SELECTED TEXT ▸

Segment Open

I want to add new functionality to the mouse across the entire system, not just a single app.
In an attempt to do so, I figured out how to use Event Taps to see if the lowest level event tap would allow me to get the raw data, interpret it, and send up my own events in its place. Unfortunately, this is not the case. The event tap, even at the HID level, is still a step above where the input is being interpreted in MultitouchSupport.framework.
See my event tap attempt here: Event Tap - Attempt Raw Multitouch.
An interesting side note: when a multitouch event is received, such as a swipe, the default case is hit and prints out an event number of 29. The header shows 28 as being the max.
On to my question, now that you have all the information and have seen what I have tried: what would be the best approach to extending the functionality of the Magic Mouse? I know I need to insert something at a low enough level to get the input before it is processed and predefined events are dispatched. So, to boil it down to single sentence questions:
Is there some way to override the default callbacks used in MultitouchSupport.framework?
Do I need to write a kext and handle all the incoming data myself?
Is it possible to write a kext that sits on top of the kext that is handling the input now, and filters it after that kext has done all the hard work?
My first goal is to be able to dispatch a middle button click event if there are two fingers on the device when you click. Obviously there is far, far more that could be done, but this seems like a good thing to shoot for, for now.
Thanks in advance!
-Sastira
How does what is happening in MultitouchSupport.framework differ between the Magic Mouse and a glass trackpad? If it is based on IOKit device properties, I suspect you will need a KEXT that emulates a trackpad but actually communicates with the mouse. Apple have some documentation on Darwin kernel programming and kernel extensions specifically:
About Kernel Extensions
Introduction to I/O Kit Device Driver Design Guidelines
Kernel Programming Guide
(Personally, I'd love something that enabled pinch magnification and more swipe/button gestures; as it is, the Magic Mouse is a functional downgrade from the Mighty Mouse's four buttons and [albeit ever-clogging] 2D scroll wheel. Update: last year I wrote Sesamouse to do just that, and it does NOT need a kext (just a week or two staring at hex dumps :-) See my other answer for the deets and source code.)
Sorry I forgot to update this answer, but I ended up figuring out how to inject multitouch and gesture events into the system from userland via Quartz Event Services. I'm not sure how well it survived the Lion update, but you can check out the underlying source code at https://github.com/calftrail/Touch
It requires two hacks: using the private Multitouch framework to get the device input, and injecting undocumented CGEvent structures into Quartz Event Services. It was incredibly fun to figure out how to pull it off, but these days I recommend just buying a Magic Trackpad :-P
I've implemented a proof-of-concept of userspace customizable multi-touch events wrapper.

Segment Closed

WORK INSTRUCTIONS ▸
Reproduce the part of the Magic Mouse discussion starting at "Do I need to" and ending at "for, for now.".

Structured page parsing data
Segment Open

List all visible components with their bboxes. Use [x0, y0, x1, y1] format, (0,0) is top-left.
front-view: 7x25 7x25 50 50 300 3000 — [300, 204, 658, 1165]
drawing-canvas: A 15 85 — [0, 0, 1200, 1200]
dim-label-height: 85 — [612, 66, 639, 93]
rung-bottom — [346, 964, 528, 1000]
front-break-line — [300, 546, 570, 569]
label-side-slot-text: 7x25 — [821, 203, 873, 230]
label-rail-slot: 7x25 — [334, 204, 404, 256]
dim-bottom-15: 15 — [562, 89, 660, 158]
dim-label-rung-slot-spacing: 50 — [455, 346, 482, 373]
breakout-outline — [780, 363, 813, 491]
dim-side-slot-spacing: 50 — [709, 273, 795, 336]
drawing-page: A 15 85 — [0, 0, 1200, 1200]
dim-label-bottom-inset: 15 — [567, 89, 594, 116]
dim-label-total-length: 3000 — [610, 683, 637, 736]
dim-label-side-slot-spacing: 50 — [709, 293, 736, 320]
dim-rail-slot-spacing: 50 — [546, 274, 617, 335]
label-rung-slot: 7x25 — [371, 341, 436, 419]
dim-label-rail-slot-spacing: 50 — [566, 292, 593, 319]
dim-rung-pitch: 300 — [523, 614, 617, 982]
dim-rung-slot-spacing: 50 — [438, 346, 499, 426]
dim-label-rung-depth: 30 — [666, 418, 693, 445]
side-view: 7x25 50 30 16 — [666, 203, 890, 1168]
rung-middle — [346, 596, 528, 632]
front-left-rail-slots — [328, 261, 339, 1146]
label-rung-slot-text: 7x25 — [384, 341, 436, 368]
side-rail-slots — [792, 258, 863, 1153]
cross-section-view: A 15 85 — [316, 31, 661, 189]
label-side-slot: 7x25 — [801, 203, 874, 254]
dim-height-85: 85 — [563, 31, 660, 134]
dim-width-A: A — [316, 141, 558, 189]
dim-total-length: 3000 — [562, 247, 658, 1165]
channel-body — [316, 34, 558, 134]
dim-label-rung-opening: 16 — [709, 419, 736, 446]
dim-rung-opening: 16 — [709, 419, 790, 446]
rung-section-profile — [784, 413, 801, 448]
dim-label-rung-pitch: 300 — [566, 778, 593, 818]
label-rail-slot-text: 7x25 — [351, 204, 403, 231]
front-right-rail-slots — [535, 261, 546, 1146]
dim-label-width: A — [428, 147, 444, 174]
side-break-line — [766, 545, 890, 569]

Segment Closed

ANSWER ▸
Do I need to write a kext and handle all the incoming data myself?
Is it possible to write a kext that sits on top of the kext that is handling the input now, and filters it after that kext has done all the hard work?
My first goal is to be able to dispatch a middle button click event if there are two fingers on the device when you click. Obviously there is far, far more that could be done, but this seems like a good thing to shoot for, for now.